> **Problem description**:
Every line that holds "paid" should be shown.
* Start Exercise material *
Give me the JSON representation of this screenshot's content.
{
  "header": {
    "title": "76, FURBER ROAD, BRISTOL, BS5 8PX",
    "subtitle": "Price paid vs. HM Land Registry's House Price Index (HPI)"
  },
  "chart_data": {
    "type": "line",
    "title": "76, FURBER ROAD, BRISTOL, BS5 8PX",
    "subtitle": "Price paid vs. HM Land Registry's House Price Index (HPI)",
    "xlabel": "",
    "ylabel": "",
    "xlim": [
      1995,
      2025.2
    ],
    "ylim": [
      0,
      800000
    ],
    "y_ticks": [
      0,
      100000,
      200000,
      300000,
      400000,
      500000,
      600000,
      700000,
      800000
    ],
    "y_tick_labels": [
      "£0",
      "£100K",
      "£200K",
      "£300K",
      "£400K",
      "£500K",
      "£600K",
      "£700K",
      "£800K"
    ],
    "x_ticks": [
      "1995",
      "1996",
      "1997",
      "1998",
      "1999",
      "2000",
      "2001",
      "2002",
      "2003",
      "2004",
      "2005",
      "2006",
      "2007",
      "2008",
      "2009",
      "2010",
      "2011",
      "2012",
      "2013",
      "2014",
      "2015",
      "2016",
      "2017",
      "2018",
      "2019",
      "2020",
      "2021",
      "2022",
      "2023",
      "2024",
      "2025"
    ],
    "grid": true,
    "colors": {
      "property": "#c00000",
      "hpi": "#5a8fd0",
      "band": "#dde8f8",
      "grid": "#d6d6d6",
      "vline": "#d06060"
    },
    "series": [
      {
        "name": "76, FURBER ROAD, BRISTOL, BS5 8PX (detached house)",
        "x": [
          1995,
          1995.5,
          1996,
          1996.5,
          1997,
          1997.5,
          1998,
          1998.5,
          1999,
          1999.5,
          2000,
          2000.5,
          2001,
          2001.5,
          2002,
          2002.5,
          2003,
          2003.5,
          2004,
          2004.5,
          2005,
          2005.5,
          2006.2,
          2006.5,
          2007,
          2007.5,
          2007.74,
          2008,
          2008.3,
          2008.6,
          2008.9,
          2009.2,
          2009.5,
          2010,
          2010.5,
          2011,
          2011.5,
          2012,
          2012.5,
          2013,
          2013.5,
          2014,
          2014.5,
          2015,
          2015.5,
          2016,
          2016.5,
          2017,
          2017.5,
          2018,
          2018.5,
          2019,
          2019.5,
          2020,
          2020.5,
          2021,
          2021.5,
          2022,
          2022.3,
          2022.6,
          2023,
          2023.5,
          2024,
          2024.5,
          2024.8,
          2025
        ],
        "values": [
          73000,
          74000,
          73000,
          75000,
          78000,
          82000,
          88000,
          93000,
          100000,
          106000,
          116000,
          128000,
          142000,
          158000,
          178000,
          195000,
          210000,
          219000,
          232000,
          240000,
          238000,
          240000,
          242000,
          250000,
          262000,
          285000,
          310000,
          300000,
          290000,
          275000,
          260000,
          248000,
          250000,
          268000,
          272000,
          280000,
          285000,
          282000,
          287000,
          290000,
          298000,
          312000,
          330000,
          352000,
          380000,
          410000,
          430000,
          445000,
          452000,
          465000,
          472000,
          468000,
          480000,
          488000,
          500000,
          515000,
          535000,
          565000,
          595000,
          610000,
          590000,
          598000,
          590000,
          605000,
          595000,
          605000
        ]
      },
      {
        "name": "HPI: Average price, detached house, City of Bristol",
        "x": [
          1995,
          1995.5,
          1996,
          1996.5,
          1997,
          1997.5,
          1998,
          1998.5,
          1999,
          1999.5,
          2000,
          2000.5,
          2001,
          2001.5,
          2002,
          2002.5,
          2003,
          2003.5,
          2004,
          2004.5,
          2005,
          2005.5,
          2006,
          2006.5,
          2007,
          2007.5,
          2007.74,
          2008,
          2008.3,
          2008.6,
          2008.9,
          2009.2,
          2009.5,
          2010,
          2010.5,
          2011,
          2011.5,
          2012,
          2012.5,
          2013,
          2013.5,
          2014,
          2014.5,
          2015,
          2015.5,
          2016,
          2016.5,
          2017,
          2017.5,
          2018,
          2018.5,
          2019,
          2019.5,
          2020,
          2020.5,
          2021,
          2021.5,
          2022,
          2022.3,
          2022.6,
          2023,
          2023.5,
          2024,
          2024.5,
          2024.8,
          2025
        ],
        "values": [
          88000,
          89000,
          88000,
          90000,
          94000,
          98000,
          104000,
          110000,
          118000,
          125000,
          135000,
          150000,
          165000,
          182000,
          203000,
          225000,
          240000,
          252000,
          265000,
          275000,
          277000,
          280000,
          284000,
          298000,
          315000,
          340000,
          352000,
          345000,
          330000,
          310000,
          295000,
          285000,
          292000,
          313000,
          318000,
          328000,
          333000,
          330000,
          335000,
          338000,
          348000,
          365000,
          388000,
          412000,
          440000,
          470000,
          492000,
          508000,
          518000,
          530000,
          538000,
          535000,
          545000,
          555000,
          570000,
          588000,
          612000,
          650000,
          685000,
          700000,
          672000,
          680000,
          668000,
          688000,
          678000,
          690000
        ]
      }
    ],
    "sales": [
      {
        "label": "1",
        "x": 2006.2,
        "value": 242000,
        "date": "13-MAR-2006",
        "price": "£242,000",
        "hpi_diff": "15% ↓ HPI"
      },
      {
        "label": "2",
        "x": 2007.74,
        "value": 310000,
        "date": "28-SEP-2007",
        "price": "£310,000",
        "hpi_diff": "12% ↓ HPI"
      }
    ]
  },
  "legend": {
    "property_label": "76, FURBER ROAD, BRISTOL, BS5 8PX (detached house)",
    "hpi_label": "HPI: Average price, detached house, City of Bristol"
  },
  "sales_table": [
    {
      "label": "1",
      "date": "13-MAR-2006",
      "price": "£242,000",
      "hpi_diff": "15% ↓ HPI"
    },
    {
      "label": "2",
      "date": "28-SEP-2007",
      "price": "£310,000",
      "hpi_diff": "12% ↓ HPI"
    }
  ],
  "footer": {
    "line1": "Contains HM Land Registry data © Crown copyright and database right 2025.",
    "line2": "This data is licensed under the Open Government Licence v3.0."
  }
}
* End Exercise material *
> **Output of the exercise**:
    "subtitle": "Price paid vs. HM Land Registry's House Price Index (HPI)"
    "subtitle": "Price paid vs. HM Land Registry's House Price Index (HPI)",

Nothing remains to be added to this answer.